# Goal
Lift out all lines below that contain "title".

# Material for this exercise
=-=-=
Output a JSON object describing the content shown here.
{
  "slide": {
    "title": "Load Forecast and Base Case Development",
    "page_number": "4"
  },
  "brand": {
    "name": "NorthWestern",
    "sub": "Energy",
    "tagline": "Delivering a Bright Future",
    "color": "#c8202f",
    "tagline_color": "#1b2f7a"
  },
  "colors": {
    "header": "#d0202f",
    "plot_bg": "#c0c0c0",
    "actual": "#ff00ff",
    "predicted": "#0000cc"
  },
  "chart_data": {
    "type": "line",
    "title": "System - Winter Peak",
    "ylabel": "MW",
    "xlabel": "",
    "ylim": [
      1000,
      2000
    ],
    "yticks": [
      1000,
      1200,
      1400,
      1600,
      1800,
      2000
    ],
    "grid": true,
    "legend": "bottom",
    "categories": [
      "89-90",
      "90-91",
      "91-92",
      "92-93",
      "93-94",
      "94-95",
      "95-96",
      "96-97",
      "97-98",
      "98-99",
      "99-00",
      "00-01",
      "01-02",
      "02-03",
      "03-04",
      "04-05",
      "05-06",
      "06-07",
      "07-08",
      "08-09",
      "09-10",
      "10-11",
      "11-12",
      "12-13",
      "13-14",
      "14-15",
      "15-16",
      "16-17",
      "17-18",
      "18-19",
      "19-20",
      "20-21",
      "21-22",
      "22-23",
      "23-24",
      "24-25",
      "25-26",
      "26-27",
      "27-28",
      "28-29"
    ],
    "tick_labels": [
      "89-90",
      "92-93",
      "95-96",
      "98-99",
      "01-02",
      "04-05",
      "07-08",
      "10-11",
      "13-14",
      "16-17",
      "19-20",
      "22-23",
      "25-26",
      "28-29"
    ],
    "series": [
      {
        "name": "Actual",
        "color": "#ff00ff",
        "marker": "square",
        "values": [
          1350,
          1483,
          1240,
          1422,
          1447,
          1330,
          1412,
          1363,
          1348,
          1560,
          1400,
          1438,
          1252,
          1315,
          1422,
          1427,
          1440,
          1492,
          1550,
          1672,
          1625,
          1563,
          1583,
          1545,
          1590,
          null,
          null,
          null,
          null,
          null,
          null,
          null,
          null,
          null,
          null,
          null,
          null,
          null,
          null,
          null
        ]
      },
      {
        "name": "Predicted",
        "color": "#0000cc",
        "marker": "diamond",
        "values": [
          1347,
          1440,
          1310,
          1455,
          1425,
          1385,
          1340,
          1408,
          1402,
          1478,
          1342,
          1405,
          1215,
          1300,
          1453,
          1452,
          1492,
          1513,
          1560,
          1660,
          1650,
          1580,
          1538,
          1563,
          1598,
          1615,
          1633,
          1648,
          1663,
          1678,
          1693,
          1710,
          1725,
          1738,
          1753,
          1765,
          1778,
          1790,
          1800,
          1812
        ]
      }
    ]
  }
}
=-=-=
# Solution to the exercise
    "title": "Load Forecast and Base Case Development",
    "title": "System - Winter Peak",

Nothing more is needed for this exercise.